### DATA SECTION:
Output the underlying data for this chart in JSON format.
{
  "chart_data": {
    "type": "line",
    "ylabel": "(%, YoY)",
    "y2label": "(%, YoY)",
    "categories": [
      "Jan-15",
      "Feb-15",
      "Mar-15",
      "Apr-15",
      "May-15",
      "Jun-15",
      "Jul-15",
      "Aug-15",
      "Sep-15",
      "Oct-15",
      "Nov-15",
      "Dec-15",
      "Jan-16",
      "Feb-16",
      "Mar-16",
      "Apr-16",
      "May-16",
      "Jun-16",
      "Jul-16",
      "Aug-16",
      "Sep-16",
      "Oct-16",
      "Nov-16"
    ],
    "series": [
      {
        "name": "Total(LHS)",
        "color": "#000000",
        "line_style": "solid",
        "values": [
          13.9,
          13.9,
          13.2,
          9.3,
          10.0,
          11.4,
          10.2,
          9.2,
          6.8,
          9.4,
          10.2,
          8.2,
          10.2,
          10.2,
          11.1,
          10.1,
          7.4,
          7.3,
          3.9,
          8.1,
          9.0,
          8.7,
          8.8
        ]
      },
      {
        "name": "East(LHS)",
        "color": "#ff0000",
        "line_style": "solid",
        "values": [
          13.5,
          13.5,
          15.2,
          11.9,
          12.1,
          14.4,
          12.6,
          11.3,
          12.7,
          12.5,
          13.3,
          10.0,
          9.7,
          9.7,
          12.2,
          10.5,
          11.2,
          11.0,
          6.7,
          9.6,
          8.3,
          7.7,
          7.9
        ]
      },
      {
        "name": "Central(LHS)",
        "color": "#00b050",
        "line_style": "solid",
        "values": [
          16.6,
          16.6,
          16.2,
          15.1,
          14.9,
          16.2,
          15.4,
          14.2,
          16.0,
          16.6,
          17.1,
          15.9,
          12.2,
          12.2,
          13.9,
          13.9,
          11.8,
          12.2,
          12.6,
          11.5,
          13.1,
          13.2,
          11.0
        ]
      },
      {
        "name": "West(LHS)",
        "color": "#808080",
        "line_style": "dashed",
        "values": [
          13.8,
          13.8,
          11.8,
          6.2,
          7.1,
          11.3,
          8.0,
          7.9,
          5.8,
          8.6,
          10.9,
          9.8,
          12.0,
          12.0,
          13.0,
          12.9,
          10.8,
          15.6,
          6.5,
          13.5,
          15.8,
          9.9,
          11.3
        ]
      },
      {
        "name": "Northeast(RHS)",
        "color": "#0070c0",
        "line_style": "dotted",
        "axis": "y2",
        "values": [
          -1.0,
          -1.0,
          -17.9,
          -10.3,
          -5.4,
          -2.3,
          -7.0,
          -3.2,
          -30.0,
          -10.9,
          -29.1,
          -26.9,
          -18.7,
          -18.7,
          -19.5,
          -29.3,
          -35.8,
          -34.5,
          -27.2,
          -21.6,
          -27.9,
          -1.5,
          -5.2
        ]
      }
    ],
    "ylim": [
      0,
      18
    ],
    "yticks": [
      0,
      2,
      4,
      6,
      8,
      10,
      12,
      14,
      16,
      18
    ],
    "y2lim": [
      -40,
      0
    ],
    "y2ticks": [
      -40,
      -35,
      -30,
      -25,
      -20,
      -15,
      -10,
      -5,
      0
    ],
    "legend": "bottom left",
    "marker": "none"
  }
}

### OBJECTIVE:
Above are the records; copy all of them exactly.

### EXERCISE RESPONSE:
Output the underlying data for this chart in JSON format.
{
  "chart_data": {
    "type": "line",
    "ylabel": "(%, YoY)",
    "y2label": "(%, YoY)",
    "categories": [
      "Jan-15",
      "Feb-15",
      "Mar-15",
      "Apr-15",
      "May-15",
      "Jun-15",
      "Jul-15",
      "Aug-15",
      "Sep-15",
      "Oct-15",
      "Nov-15",
      "Dec-15",
      "Jan-16",
      "Feb-16",
      "Mar-16",
      "Apr-16",
      "May-16",
      "Jun-16",
      "Jul-16",
      "Aug-16",
      "Sep-16",
      "Oct-16",
      "Nov-16"
    ],
    "series": [
      {
        "name": "Total(LHS)",
        "color": "#000000",
        "line_style": "solid",
        "values": [
          13.9,
          13.9,
          13.2,
          9.3,
          10.0,
          11.4,
          10.2,
          9.2,
          6.8,
          9.4,
          10.2,
          8.2,
          10.2,
          10.2,
          11.1,
          10.1,
          7.4,
          7.3,
          3.9,
          8.1,
          9.0,
          8.7,
          8.8
        ]
      },
      {
        "name": "East(LHS)",
        "color": "#ff0000",
        "line_style": "solid",
        "values": [
          13.5,
          13.5,
          15.2,
          11.9,
          12.1,
          14.4,
          12.6,
          11.3,
          12.7,
          12.5,
          13.3,
          10.0,
          9.7,
          9.7,
          12.2,
          10.5,
          11.2,
          11.0,
          6.7,
          9.6,
          8.3,
          7.7,
          7.9
        ]
      },
      {
        "name": "Central(LHS)",
        "color": "#00b050",
        "line_style": "solid",
        "values": [
          16.6,
          16.6,
          16.2,
          15.1,
          14.9,
          16.2,
          15.4,
          14.2,
          16.0,
          16.6,
          17.1,
          15.9,
          12.2,
          12.2,
          13.9,
          13.9,
          11.8,
          12.2,
          12.6,
          11.5,
          13.1,
          13.2,
          11.0
        ]
      },
      {
        "name": "West(LHS)",
        "color": "#808080",
        "line_style": "dashed",
        "values": [
          13.8,
          13.8,
          11.8,
          6.2,
          7.1,
          11.3,
          8.0,
          7.9,
          5.8,
          8.6,
          10.9,
          9.8,
          12.0,
          12.0,
          13.0,
          12.9,
          10.8,
          15.6,
          6.5,
          13.5,
          15.8,
          9.9,
          11.3
        ]
      },
      {
        "name": "Northeast(RHS)",
        "color": "#0070c0",
        "line_style": "dotted",
        "axis": "y2",
        "values": [
          -1.0,
          -1.0,
          -17.9,
          -10.3,
          -5.4,
          -2.3,
          -7.0,
          -3.2,
          -30.0,
          -10.9,
          -29.1,
          -26.9,
          -18.7,
          -18.7,
          -19.5,
          -29.3,
          -35.8,
          -34.5,
          -27.2,
          -21.6,
          -27.9,
          -1.5,
          -5.2
        ]
      }
    ],
    "ylim": [
      0,
      18
    ],
    "yticks": [
      0,
      2,
      4,
      6,
      8,
      10,
      12,
      14,
      16,
      18
    ],
    "y2lim": [
      -40,
      0
    ],
    "y2ticks": [
      -40,
      -35,
      -30,
      -25,
      -20,
      -15,
      -10,
      -5,
      0
    ],
    "legend": "bottom left",
    "marker": "none"
  }
}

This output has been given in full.